The problem: Copy out all the lines in the records that include the word "inch".

[Records about charts and figures]
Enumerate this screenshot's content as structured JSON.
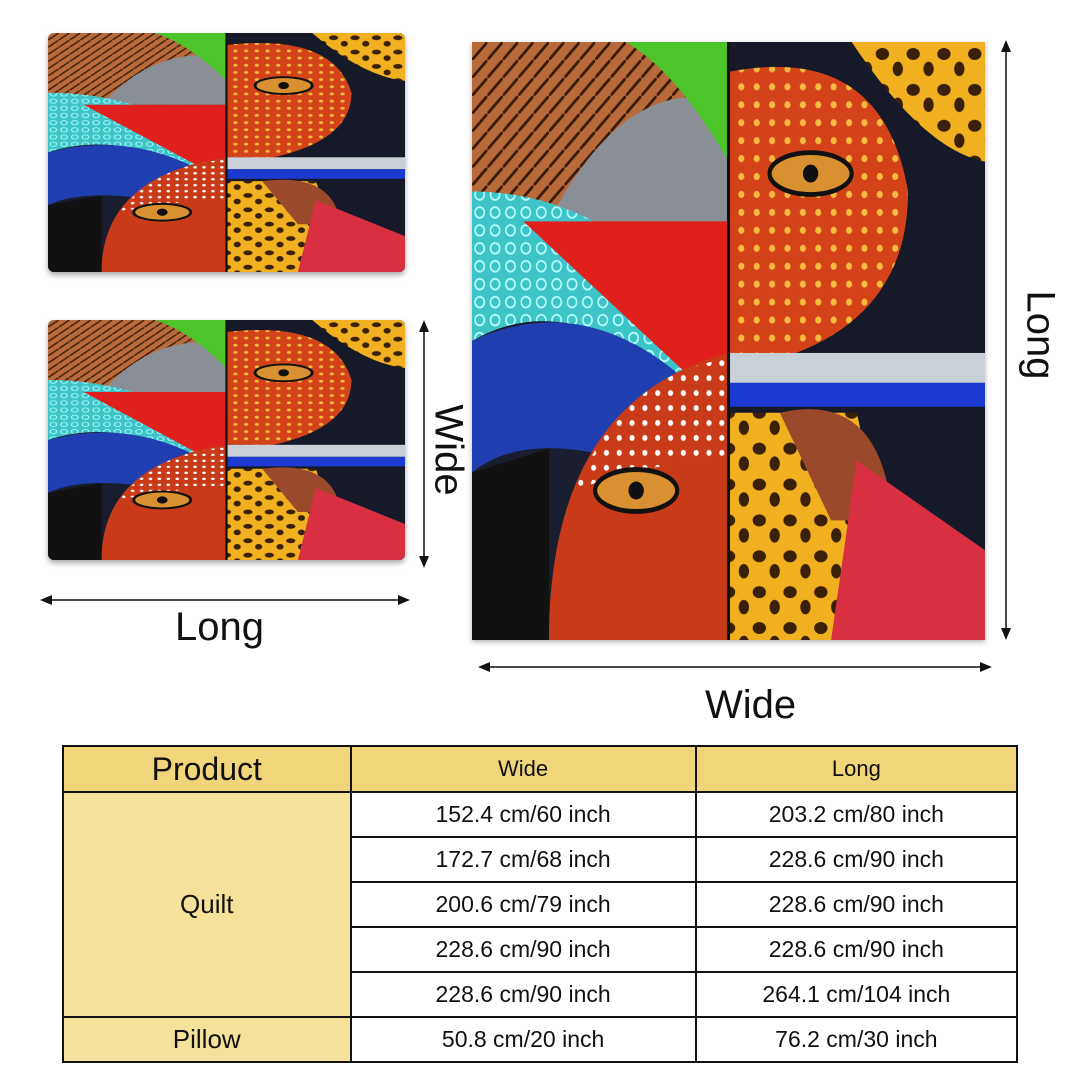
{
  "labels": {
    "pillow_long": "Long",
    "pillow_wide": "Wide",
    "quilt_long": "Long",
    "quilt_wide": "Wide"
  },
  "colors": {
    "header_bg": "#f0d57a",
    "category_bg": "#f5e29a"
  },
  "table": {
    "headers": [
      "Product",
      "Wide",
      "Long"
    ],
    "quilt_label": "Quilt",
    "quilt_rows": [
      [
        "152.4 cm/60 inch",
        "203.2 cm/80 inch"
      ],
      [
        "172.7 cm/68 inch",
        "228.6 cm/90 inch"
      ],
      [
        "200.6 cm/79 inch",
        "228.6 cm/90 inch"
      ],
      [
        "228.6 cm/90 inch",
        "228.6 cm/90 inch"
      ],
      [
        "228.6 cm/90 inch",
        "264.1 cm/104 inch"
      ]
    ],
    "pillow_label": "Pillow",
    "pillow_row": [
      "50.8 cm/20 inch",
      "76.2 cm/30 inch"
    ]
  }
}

Reply to the exercise:
        "152.4 cm/60 inch",
        "203.2 cm/80 inch"
        "172.7 cm/68 inch",
        "228.6 cm/90 inch"
        "200.6 cm/79 inch",
        "228.6 cm/90 inch"
        "228.6 cm/90 inch",
        "228.6 cm/90 inch"
        "228.6 cm/90 inch",
        "264.1 cm/104 inch"
      "50.8 cm/20 inch",
      "76.2 cm/30 inch"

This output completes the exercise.